──────── Raw data

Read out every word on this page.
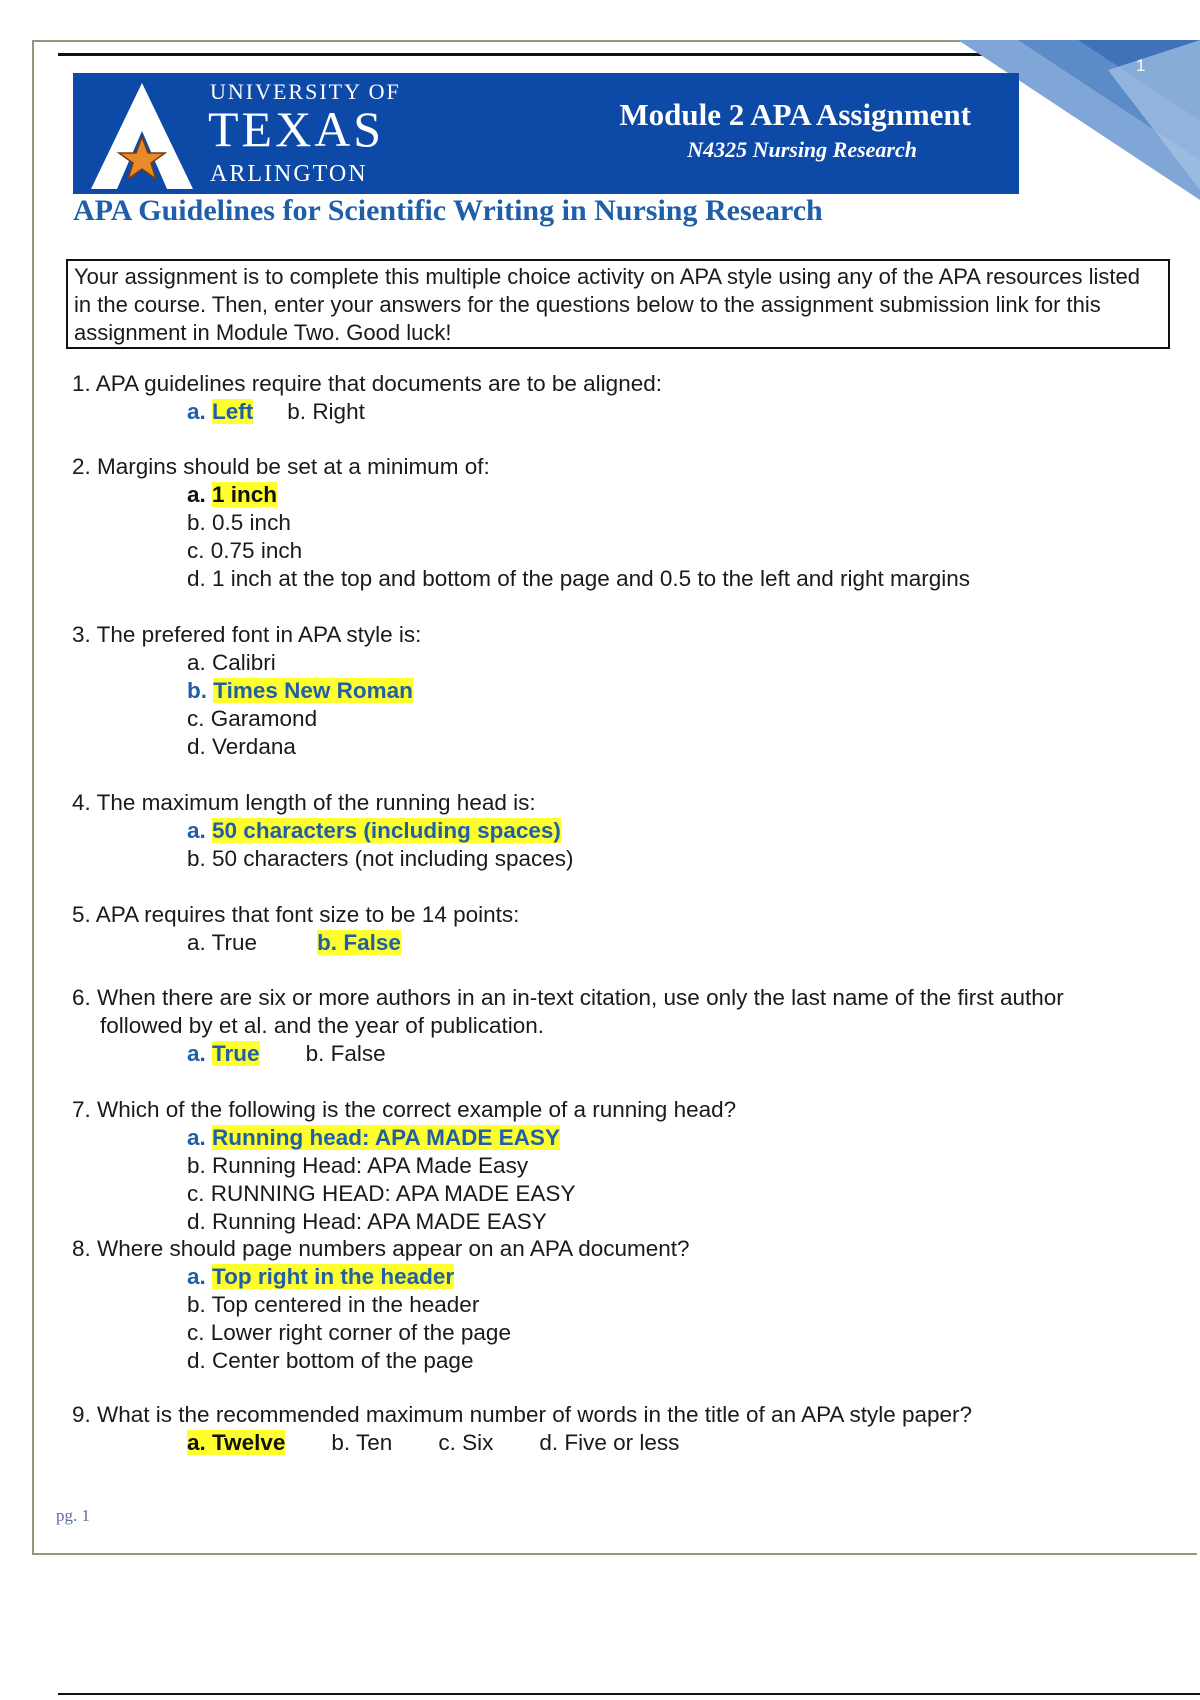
1
UNIVERSITY OF
TEXAS
ARLINGTON
Module 2 APA Assignment
N4325 Nursing Research
APA Guidelines for Scientific Writing in Nursing Research
Your assignment is to complete this multiple choice activity on APA style using any of the APA resources listed in the course. Then, enter your answers for the questions below to the assignment submission link for this assignment in Module Two. Good luck!
1. APA guidelines require that documents are to be aligned:
a. Left b. Right
2. Margins should be set at a minimum of:
a. 1 inch
b. 0.5 inch
c. 0.75 inch
d. 1 inch at the top and bottom of the page and 0.5 to the left and right margins
3. The prefered font in APA style is:
a. Calibri
b. Times New Roman
c. Garamond
d. Verdana
4. The maximum length of the running head is:
a. 50 characters (including spaces)
b. 50 characters (not including spaces)
5. APA requires that font size to be 14 points:
a. True	b. False
6. When there are six or more authors in an in-text citation, use only the last name of the first author
followed by et al. and the year of publication.
a. True b. False
7. Which of the following is the correct example of a running head?
a. Running head: APA MADE EASY
b. Running Head: APA Made Easy
c. RUNNING HEAD: APA MADE EASY
d. Running Head: APA MADE EASY
8. Where should page numbers appear on an APA document?
a. Top right in the header
b. Top centered in the header
c. Lower right corner of the page
d. Center bottom of the page
9. What is the recommended maximum number of words in the title of an APA style paper?
a. Twelve b. Ten c. Six d. Five or less
pg. 1
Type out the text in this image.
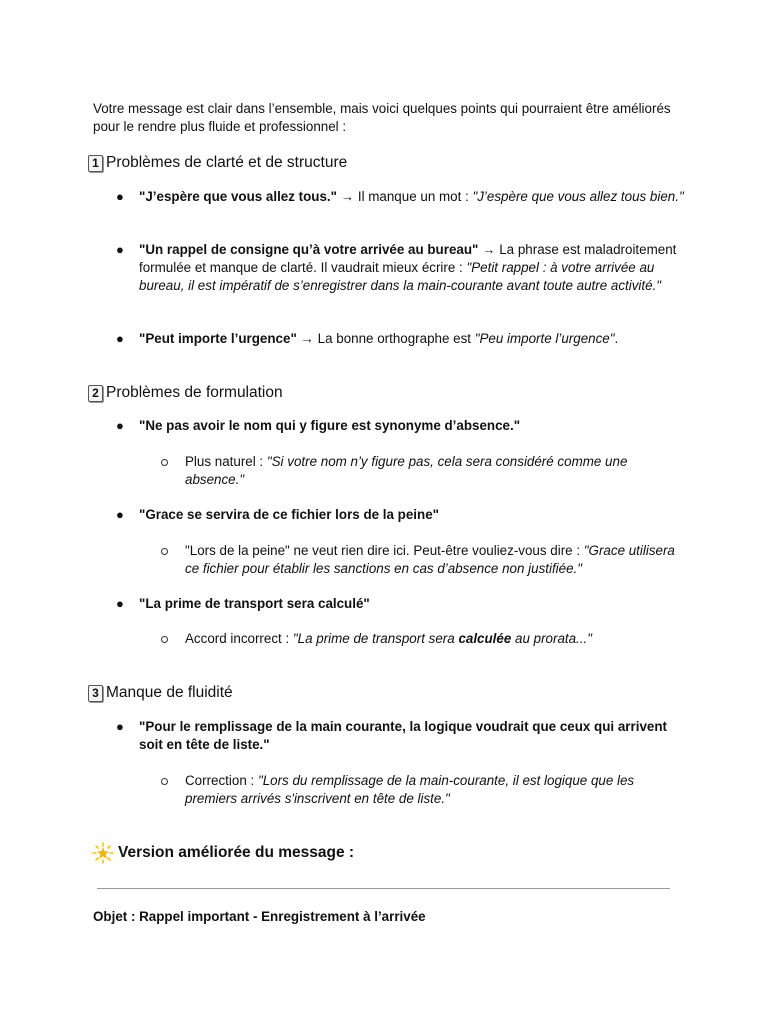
Votre message est clair dans l’ensemble, mais voici quelques points qui pourraient être améliorés pour le rendre plus fluide et professionnel :

1 Problèmes de clarté et de structure
● "J’espère que vous allez tous." → Il manque un mot : "J’espère que vous allez tous bien."

● "Un rappel de consigne qu’à votre arrivée au bureau" → La phrase est maladroitement formulée et manque de clarté. Il vaudrait mieux écrire : "Petit rappel : à votre arrivée au bureau, il est impératif de s’enregistrer dans la main-courante avant toute autre activité."

● "Peut importe l’urgence" → La bonne orthographe est "Peu importe l’urgence".

2 Problèmes de formulation
● "Ne pas avoir le nom qui y figure est synonyme d’absence."

Plus naturel : "Si votre nom n’y figure pas, cela sera considéré comme une absence."

● "Grace se servira de ce fichier lors de la peine"

"Lors de la peine" ne veut rien dire ici. Peut-être vouliez-vous dire : "Grace utilisera ce fichier pour établir les sanctions en cas d’absence non justifiée."

● "La prime de transport sera calculé"

Accord incorrect : "La prime de transport sera calculée au prorata..."

3 Manque de fluidité
● "Pour le remplissage de la main courante, la logique voudrait que ceux qui arrivent soit en tête de liste."

Correction : "Lors du remplissage de la main-courante, il est logique que les premiers arrivés s'inscrivent en tête de liste."

Version améliorée du message :

Objet : Rappel important - Enregistrement à l’arrivée
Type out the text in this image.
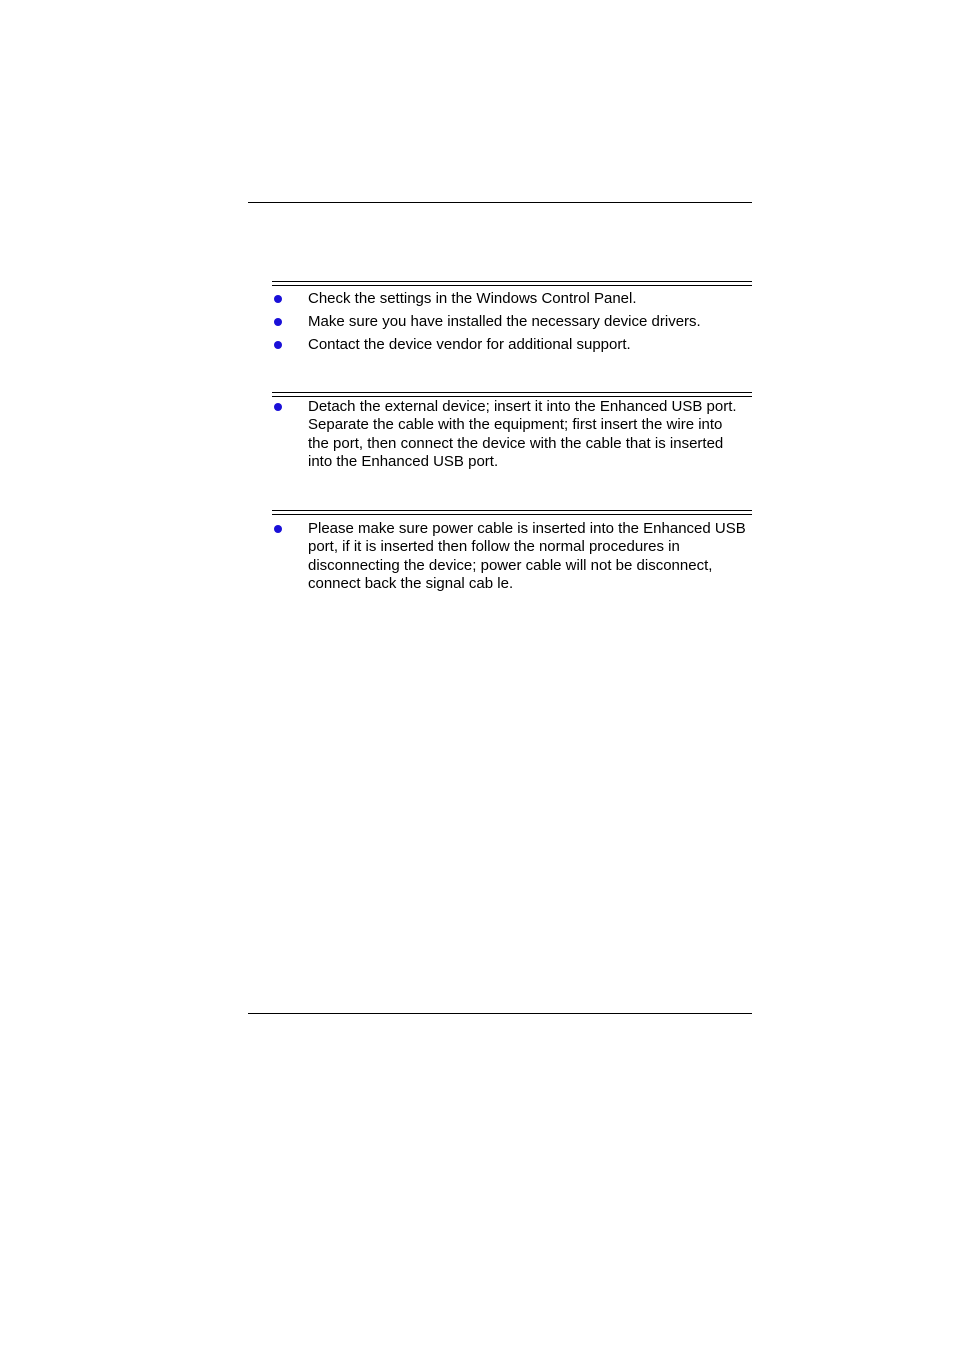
Check the settings in the Windows Control Panel.
Make sure you have installed the necessary device drivers.
Contact the device vendor for additional support.
Detach the external device; insert it into the Enhanced USB port. Separate the cable with the equipment; first insert the wire into the port, then connect the device with the cable that is inserted into the Enhanced USB port.
Please make sure power cable is inserted into the Enhanced USB port, if it is inserted then follow the normal procedures in disconnecting the device; power cable will not be disconnect, connect back the signal cab le.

────────────────

» **Set task**: Write the listing out a second time exactly, dropping all images.

» **Finished exercise**:
Read out every word on this page.
1
UNIVERSITY OF
TEXAS
ARLINGTON
Module 2 APA Assignment
N4325 Nursing Research
APA Guidelines for Scientific Writing in Nursing Research
Your assignment is to complete this multiple choice activity on APA style using any of the APA resources listed in the course. Then, enter your answers for the questions below to the assignment submission link for this assignment in Module Two. Good luck!
1. APA guidelines require that documents are to be aligned:
a. Left b. Right
2. Margins should be set at a minimum of:
a. 1 inch
b. 0.5 inch
c. 0.75 inch
d. 1 inch at the top and bottom of the page and 0.5 to the left and right margins
3. The prefered font in APA style is:
a. Calibri
b. Times New Roman
c. Garamond
d. Verdana
4. The maximum length of the running head is:
a. 50 characters (including spaces)
b. 50 characters (not including spaces)
5. APA requires that font size to be 14 points:
a. True	b. False
6. When there are six or more authors in an in-text citation, use only the last name of the first author
followed by et al. and the year of publication.
a. True b. False
7. Which of the following is the correct example of a running head?
a. Running head: APA MADE EASY
b. Running Head: APA Made Easy
c. RUNNING HEAD: APA MADE EASY
d. Running Head: APA MADE EASY
8. Where should page numbers appear on an APA document?
a. Top right in the header
b. Top centered in the header
c. Lower right corner of the page
d. Center bottom of the page
9. What is the recommended maximum number of words in the title of an APA style paper?
a. Twelve b. Ten c. Six d. Five or less
pg. 1
Type out the text in this image.
Votre message est clair dans l’ensemble, mais voici quelques points qui pourraient être améliorés pour le rendre plus fluide et professionnel :

1 Problèmes de clarté et de structure
● "J’espère que vous allez tous." → Il manque un mot : "J’espère que vous allez tous bien."

● "Un rappel de consigne qu’à votre arrivée au bureau" → La phrase est maladroitement formulée et manque de clarté. Il vaudrait mieux écrire : "Petit rappel : à votre arrivée au bureau, il est impératif de s’enregistrer dans la main-courante avant toute autre activité."

● "Peut importe l’urgence" → La bonne orthographe est "Peu importe l’urgence".

2 Problèmes de formulation
● "Ne pas avoir le nom qui y figure est synonyme d’absence."

Plus naturel : "Si votre nom n’y figure pas, cela sera considéré comme une absence."

● "Grace se servira de ce fichier lors de la peine"

"Lors de la peine" ne veut rien dire ici. Peut-être vouliez-vous dire : "Grace utilisera ce fichier pour établir les sanctions en cas d’absence non justifiée."

● "La prime de transport sera calculé"

Accord incorrect : "La prime de transport sera calculée au prorata..."

3 Manque de fluidité
● "Pour le remplissage de la main courante, la logique voudrait que ceux qui arrivent soit en tête de liste."

Correction : "Lors du remplissage de la main-courante, il est logique que les premiers arrivés s'inscrivent en tête de liste."

Version améliorée du message :

Objet : Rappel important - Enregistrement à l’arrivée
Type out the text in this image.
Check the settings in the Windows Control Panel.
Make sure you have installed the necessary device drivers.
Contact the device vendor for additional support.
Detach the external device; insert it into the Enhanced USB port. Separate the cable with the equipment; first insert the wire into the port, then connect the device with the cable that is inserted into the Enhanced USB port.
Please make sure power cable is inserted into the Enhanced USB port, if it is inserted then follow the normal procedures in disconnecting the device; power cable will not be disconnect, connect back the signal cab le.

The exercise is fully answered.